### [Challenge]
Transcribe the whole listing without a single picture.

### [Input for this task]
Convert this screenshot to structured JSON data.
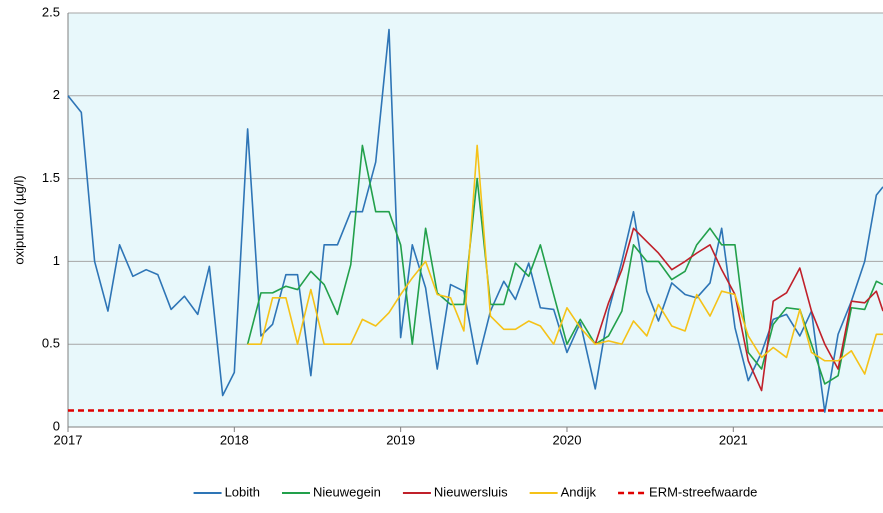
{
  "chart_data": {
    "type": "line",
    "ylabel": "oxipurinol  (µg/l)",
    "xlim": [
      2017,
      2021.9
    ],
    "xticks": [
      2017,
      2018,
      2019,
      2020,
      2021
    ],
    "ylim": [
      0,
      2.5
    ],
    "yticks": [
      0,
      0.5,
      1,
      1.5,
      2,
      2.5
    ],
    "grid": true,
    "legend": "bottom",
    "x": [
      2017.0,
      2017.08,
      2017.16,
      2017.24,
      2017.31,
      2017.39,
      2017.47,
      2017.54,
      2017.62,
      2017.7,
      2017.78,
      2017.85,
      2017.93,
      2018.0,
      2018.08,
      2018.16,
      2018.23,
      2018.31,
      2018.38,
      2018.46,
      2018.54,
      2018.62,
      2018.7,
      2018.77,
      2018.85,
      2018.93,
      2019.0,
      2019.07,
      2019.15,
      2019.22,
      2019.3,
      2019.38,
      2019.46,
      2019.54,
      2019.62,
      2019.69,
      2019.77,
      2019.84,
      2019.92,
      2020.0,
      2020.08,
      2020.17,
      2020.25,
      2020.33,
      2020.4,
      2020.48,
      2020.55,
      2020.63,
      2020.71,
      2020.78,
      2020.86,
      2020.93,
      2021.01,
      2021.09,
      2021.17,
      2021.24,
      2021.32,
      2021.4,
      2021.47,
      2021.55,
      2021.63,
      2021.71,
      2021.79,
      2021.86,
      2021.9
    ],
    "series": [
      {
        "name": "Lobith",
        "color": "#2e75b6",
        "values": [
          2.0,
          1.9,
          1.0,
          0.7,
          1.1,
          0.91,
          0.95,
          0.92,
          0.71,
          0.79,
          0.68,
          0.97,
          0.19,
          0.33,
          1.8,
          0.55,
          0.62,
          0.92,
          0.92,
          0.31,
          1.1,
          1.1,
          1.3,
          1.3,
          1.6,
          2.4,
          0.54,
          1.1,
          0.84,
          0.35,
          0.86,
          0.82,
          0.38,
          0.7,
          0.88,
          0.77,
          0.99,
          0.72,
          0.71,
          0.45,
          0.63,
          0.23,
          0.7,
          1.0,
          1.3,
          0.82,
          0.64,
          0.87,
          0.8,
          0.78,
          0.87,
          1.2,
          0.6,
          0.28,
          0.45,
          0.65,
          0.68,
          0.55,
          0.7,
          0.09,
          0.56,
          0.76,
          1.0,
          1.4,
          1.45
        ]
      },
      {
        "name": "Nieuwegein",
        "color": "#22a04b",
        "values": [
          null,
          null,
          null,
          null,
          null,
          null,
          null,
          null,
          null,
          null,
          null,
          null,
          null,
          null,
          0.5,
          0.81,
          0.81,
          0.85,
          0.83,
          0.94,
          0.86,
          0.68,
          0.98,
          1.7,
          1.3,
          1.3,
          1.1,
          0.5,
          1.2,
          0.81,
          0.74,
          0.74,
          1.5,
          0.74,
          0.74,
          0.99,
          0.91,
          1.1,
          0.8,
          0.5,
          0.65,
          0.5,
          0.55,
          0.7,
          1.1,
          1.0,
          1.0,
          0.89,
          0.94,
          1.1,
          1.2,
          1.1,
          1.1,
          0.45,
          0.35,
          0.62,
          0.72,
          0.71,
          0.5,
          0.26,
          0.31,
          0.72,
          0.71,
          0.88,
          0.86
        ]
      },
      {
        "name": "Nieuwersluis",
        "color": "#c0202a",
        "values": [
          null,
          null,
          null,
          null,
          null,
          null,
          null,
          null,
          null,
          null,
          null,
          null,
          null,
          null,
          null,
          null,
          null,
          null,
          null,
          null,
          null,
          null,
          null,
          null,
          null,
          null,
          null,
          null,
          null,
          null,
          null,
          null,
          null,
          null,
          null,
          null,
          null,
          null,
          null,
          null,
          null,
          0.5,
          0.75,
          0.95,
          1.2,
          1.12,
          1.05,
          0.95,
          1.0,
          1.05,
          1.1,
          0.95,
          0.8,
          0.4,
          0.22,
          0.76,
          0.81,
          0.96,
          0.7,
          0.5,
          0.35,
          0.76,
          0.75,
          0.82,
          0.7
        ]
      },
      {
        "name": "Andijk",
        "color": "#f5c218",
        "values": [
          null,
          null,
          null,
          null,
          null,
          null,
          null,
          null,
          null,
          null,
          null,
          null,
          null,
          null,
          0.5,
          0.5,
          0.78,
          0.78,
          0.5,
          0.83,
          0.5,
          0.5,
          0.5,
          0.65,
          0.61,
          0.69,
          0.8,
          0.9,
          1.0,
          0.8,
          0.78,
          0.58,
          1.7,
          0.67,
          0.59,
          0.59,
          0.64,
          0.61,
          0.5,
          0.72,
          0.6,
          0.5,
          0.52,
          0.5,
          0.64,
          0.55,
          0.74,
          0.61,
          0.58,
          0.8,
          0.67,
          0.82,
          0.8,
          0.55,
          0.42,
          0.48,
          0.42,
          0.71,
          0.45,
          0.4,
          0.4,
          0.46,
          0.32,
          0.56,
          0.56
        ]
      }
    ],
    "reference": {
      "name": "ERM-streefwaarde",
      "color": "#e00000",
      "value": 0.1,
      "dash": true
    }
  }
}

### [Solved problem]
Convert this screenshot to structured JSON data.
{
  "chart_data": {
    "type": "line",
    "ylabel": "oxipurinol  (µg/l)",
    "xlim": [
      2017,
      2021.9
    ],
    "xticks": [
      2017,
      2018,
      2019,
      2020,
      2021
    ],
    "ylim": [
      0,
      2.5
    ],
    "yticks": [
      0,
      0.5,
      1,
      1.5,
      2,
      2.5
    ],
    "grid": true,
    "legend": "bottom",
    "x": [
      2017.0,
      2017.08,
      2017.16,
      2017.24,
      2017.31,
      2017.39,
      2017.47,
      2017.54,
      2017.62,
      2017.7,
      2017.78,
      2017.85,
      2017.93,
      2018.0,
      2018.08,
      2018.16,
      2018.23,
      2018.31,
      2018.38,
      2018.46,
      2018.54,
      2018.62,
      2018.7,
      2018.77,
      2018.85,
      2018.93,
      2019.0,
      2019.07,
      2019.15,
      2019.22,
      2019.3,
      2019.38,
      2019.46,
      2019.54,
      2019.62,
      2019.69,
      2019.77,
      2019.84,
      2019.92,
      2020.0,
      2020.08,
      2020.17,
      2020.25,
      2020.33,
      2020.4,
      2020.48,
      2020.55,
      2020.63,
      2020.71,
      2020.78,
      2020.86,
      2020.93,
      2021.01,
      2021.09,
      2021.17,
      2021.24,
      2021.32,
      2021.4,
      2021.47,
      2021.55,
      2021.63,
      2021.71,
      2021.79,
      2021.86,
      2021.9
    ],
    "series": [
      {
        "name": "Lobith",
        "color": "#2e75b6",
        "values": [
          2.0,
          1.9,
          1.0,
          0.7,
          1.1,
          0.91,
          0.95,
          0.92,
          0.71,
          0.79,
          0.68,
          0.97,
          0.19,
          0.33,
          1.8,
          0.55,
          0.62,
          0.92,
          0.92,
          0.31,
          1.1,
          1.1,
          1.3,
          1.3,
          1.6,
          2.4,
          0.54,
          1.1,
          0.84,
          0.35,
          0.86,
          0.82,
          0.38,
          0.7,
          0.88,
          0.77,
          0.99,
          0.72,
          0.71,
          0.45,
          0.63,
          0.23,
          0.7,
          1.0,
          1.3,
          0.82,
          0.64,
          0.87,
          0.8,
          0.78,
          0.87,
          1.2,
          0.6,
          0.28,
          0.45,
          0.65,
          0.68,
          0.55,
          0.7,
          0.09,
          0.56,
          0.76,
          1.0,
          1.4,
          1.45
        ]
      },
      {
        "name": "Nieuwegein",
        "color": "#22a04b",
        "values": [
          null,
          null,
          null,
          null,
          null,
          null,
          null,
          null,
          null,
          null,
          null,
          null,
          null,
          null,
          0.5,
          0.81,
          0.81,
          0.85,
          0.83,
          0.94,
          0.86,
          0.68,
          0.98,
          1.7,
          1.3,
          1.3,
          1.1,
          0.5,
          1.2,
          0.81,
          0.74,
          0.74,
          1.5,
          0.74,
          0.74,
          0.99,
          0.91,
          1.1,
          0.8,
          0.5,
          0.65,
          0.5,
          0.55,
          0.7,
          1.1,
          1.0,
          1.0,
          0.89,
          0.94,
          1.1,
          1.2,
          1.1,
          1.1,
          0.45,
          0.35,
          0.62,
          0.72,
          0.71,
          0.5,
          0.26,
          0.31,
          0.72,
          0.71,
          0.88,
          0.86
        ]
      },
      {
        "name": "Nieuwersluis",
        "color": "#c0202a",
        "values": [
          null,
          null,
          null,
          null,
          null,
          null,
          null,
          null,
          null,
          null,
          null,
          null,
          null,
          null,
          null,
          null,
          null,
          null,
          null,
          null,
          null,
          null,
          null,
          null,
          null,
          null,
          null,
          null,
          null,
          null,
          null,
          null,
          null,
          null,
          null,
          null,
          null,
          null,
          null,
          null,
          null,
          0.5,
          0.75,
          0.95,
          1.2,
          1.12,
          1.05,
          0.95,
          1.0,
          1.05,
          1.1,
          0.95,
          0.8,
          0.4,
          0.22,
          0.76,
          0.81,
          0.96,
          0.7,
          0.5,
          0.35,
          0.76,
          0.75,
          0.82,
          0.7
        ]
      },
      {
        "name": "Andijk",
        "color": "#f5c218",
        "values": [
          null,
          null,
          null,
          null,
          null,
          null,
          null,
          null,
          null,
          null,
          null,
          null,
          null,
          null,
          0.5,
          0.5,
          0.78,
          0.78,
          0.5,
          0.83,
          0.5,
          0.5,
          0.5,
          0.65,
          0.61,
          0.69,
          0.8,
          0.9,
          1.0,
          0.8,
          0.78,
          0.58,
          1.7,
          0.67,
          0.59,
          0.59,
          0.64,
          0.61,
          0.5,
          0.72,
          0.6,
          0.5,
          0.52,
          0.5,
          0.64,
          0.55,
          0.74,
          0.61,
          0.58,
          0.8,
          0.67,
          0.82,
          0.8,
          0.55,
          0.42,
          0.48,
          0.42,
          0.71,
          0.45,
          0.4,
          0.4,
          0.46,
          0.32,
          0.56,
          0.56
        ]
      }
    ],
    "reference": {
      "name": "ERM-streefwaarde",
      "color": "#e00000",
      "value": 0.1,
      "dash": true
    }
  }
}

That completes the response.